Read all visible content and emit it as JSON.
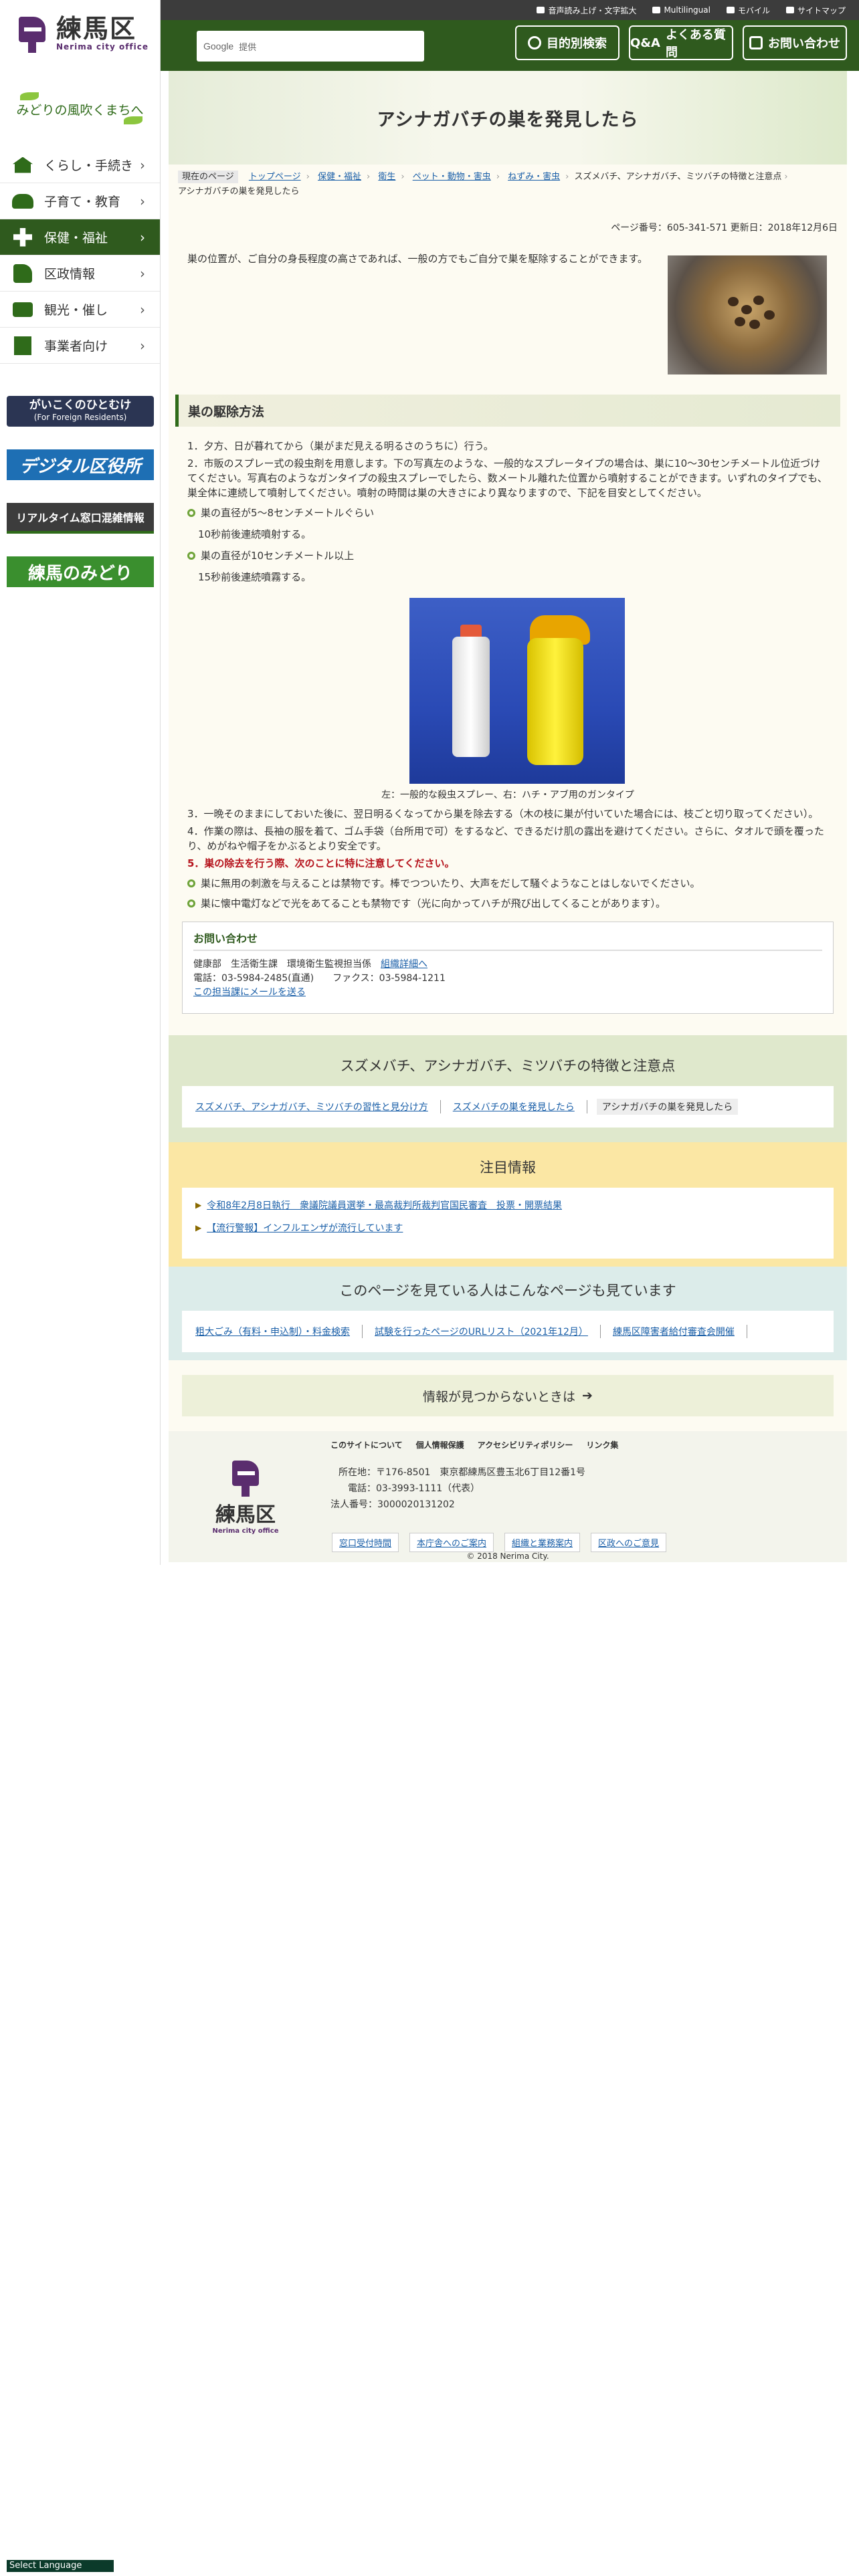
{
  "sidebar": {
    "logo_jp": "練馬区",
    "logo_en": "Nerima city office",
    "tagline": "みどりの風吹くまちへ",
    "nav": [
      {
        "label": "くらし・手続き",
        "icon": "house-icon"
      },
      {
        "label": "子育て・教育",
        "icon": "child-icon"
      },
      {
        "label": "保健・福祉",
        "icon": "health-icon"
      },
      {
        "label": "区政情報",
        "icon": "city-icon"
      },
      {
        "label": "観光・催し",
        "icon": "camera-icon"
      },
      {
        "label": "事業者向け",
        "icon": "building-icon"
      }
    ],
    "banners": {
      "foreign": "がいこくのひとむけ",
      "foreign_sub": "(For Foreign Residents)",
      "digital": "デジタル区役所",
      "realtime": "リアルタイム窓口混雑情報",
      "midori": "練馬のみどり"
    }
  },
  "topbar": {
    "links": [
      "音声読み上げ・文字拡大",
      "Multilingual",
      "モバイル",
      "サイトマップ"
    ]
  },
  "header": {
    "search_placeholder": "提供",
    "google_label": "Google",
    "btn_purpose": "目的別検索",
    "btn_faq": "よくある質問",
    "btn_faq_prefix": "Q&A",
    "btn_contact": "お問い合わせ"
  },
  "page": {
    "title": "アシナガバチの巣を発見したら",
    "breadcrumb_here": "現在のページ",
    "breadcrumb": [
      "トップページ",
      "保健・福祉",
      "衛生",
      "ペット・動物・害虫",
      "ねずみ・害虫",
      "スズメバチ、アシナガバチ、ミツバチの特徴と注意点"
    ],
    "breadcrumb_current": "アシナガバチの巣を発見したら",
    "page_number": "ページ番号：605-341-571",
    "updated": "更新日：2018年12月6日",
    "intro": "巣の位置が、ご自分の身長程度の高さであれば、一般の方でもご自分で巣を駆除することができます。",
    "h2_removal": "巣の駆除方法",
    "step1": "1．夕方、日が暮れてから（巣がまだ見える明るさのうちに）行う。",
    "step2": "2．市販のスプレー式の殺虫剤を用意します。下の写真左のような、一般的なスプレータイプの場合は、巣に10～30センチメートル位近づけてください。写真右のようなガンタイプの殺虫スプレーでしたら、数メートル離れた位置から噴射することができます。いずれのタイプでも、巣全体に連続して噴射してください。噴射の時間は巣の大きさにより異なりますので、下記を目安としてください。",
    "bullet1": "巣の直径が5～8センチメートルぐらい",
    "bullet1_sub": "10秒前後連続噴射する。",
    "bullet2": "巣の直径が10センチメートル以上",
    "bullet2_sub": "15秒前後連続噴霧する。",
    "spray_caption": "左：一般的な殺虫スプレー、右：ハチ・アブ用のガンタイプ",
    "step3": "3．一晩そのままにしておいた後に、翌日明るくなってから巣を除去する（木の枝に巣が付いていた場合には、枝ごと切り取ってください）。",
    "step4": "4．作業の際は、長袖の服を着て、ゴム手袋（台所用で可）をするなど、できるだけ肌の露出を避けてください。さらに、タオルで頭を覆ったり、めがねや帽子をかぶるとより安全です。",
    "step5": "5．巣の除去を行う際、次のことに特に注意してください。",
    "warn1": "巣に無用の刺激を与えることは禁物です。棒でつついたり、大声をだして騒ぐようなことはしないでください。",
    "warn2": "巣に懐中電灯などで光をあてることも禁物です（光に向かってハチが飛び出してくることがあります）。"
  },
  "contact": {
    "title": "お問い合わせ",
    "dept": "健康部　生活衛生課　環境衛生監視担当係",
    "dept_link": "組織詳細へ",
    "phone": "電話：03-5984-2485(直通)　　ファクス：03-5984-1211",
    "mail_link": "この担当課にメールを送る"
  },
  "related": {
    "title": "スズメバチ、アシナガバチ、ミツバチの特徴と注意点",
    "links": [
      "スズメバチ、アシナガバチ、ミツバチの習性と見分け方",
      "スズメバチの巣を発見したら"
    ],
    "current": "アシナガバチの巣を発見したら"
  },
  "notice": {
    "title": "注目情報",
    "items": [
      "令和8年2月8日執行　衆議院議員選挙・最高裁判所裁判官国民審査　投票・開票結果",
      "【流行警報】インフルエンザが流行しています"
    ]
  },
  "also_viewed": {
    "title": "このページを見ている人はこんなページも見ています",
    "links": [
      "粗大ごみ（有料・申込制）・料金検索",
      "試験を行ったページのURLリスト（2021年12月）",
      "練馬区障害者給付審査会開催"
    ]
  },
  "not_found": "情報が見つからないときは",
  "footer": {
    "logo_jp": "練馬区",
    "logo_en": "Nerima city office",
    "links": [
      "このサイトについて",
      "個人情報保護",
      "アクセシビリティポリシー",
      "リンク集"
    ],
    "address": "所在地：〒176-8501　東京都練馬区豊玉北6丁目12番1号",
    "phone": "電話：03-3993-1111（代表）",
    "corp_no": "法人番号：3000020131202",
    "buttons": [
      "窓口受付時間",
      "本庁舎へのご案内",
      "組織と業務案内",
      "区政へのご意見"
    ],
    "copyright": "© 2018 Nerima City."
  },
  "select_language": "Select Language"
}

_TASK DETAILS_
Every record gets retyped exactly; no picture goes into the copy.

_ANSWER IN FULL_
Read all visible content and emit it as JSON.
{
  "sidebar": {
    "logo_jp": "練馬区",
    "logo_en": "Nerima city office",
    "tagline": "みどりの風吹くまちへ",
    "nav": [
      {
        "label": "くらし・手続き",
        "icon": "house-icon"
      },
      {
        "label": "子育て・教育",
        "icon": "child-icon"
      },
      {
        "label": "保健・福祉",
        "icon": "health-icon"
      },
      {
        "label": "区政情報",
        "icon": "city-icon"
      },
      {
        "label": "観光・催し",
        "icon": "camera-icon"
      },
      {
        "label": "事業者向け",
        "icon": "building-icon"
      }
    ],
    "banners": {
      "foreign": "がいこくのひとむけ",
      "foreign_sub": "(For Foreign Residents)",
      "digital": "デジタル区役所",
      "realtime": "リアルタイム窓口混雑情報",
      "midori": "練馬のみどり"
    }
  },
  "topbar": {
    "links": [
      "音声読み上げ・文字拡大",
      "Multilingual",
      "モバイル",
      "サイトマップ"
    ]
  },
  "header": {
    "search_placeholder": "提供",
    "google_label": "Google",
    "btn_purpose": "目的別検索",
    "btn_faq": "よくある質問",
    "btn_faq_prefix": "Q&A",
    "btn_contact": "お問い合わせ"
  },
  "page": {
    "title": "アシナガバチの巣を発見したら",
    "breadcrumb_here": "現在のページ",
    "breadcrumb": [
      "トップページ",
      "保健・福祉",
      "衛生",
      "ペット・動物・害虫",
      "ねずみ・害虫",
      "スズメバチ、アシナガバチ、ミツバチの特徴と注意点"
    ],
    "breadcrumb_current": "アシナガバチの巣を発見したら",
    "page_number": "ページ番号：605-341-571",
    "updated": "更新日：2018年12月6日",
    "intro": "巣の位置が、ご自分の身長程度の高さであれば、一般の方でもご自分で巣を駆除することができます。",
    "h2_removal": "巣の駆除方法",
    "step1": "1．夕方、日が暮れてから（巣がまだ見える明るさのうちに）行う。",
    "step2": "2．市販のスプレー式の殺虫剤を用意します。下の写真左のような、一般的なスプレータイプの場合は、巣に10～30センチメートル位近づけてください。写真右のようなガンタイプの殺虫スプレーでしたら、数メートル離れた位置から噴射することができます。いずれのタイプでも、巣全体に連続して噴射してください。噴射の時間は巣の大きさにより異なりますので、下記を目安としてください。",
    "bullet1": "巣の直径が5～8センチメートルぐらい",
    "bullet1_sub": "10秒前後連続噴射する。",
    "bullet2": "巣の直径が10センチメートル以上",
    "bullet2_sub": "15秒前後連続噴霧する。",
    "spray_caption": "左：一般的な殺虫スプレー、右：ハチ・アブ用のガンタイプ",
    "step3": "3．一晩そのままにしておいた後に、翌日明るくなってから巣を除去する（木の枝に巣が付いていた場合には、枝ごと切り取ってください）。",
    "step4": "4．作業の際は、長袖の服を着て、ゴム手袋（台所用で可）をするなど、できるだけ肌の露出を避けてください。さらに、タオルで頭を覆ったり、めがねや帽子をかぶるとより安全です。",
    "step5": "5．巣の除去を行う際、次のことに特に注意してください。",
    "warn1": "巣に無用の刺激を与えることは禁物です。棒でつついたり、大声をだして騒ぐようなことはしないでください。",
    "warn2": "巣に懐中電灯などで光をあてることも禁物です（光に向かってハチが飛び出してくることがあります）。"
  },
  "contact": {
    "title": "お問い合わせ",
    "dept": "健康部　生活衛生課　環境衛生監視担当係",
    "dept_link": "組織詳細へ",
    "phone": "電話：03-5984-2485(直通)　　ファクス：03-5984-1211",
    "mail_link": "この担当課にメールを送る"
  },
  "related": {
    "title": "スズメバチ、アシナガバチ、ミツバチの特徴と注意点",
    "links": [
      "スズメバチ、アシナガバチ、ミツバチの習性と見分け方",
      "スズメバチの巣を発見したら"
    ],
    "current": "アシナガバチの巣を発見したら"
  },
  "notice": {
    "title": "注目情報",
    "items": [
      "令和8年2月8日執行　衆議院議員選挙・最高裁判所裁判官国民審査　投票・開票結果",
      "【流行警報】インフルエンザが流行しています"
    ]
  },
  "also_viewed": {
    "title": "このページを見ている人はこんなページも見ています",
    "links": [
      "粗大ごみ（有料・申込制）・料金検索",
      "試験を行ったページのURLリスト（2021年12月）",
      "練馬区障害者給付審査会開催"
    ]
  },
  "not_found": "情報が見つからないときは",
  "footer": {
    "logo_jp": "練馬区",
    "logo_en": "Nerima city office",
    "links": [
      "このサイトについて",
      "個人情報保護",
      "アクセシビリティポリシー",
      "リンク集"
    ],
    "address": "所在地：〒176-8501　東京都練馬区豊玉北6丁目12番1号",
    "phone": "電話：03-3993-1111（代表）",
    "corp_no": "法人番号：3000020131202",
    "buttons": [
      "窓口受付時間",
      "本庁舎へのご案内",
      "組織と業務案内",
      "区政へのご意見"
    ],
    "copyright": "© 2018 Nerima City."
  },
  "select_language": "Select Language"
}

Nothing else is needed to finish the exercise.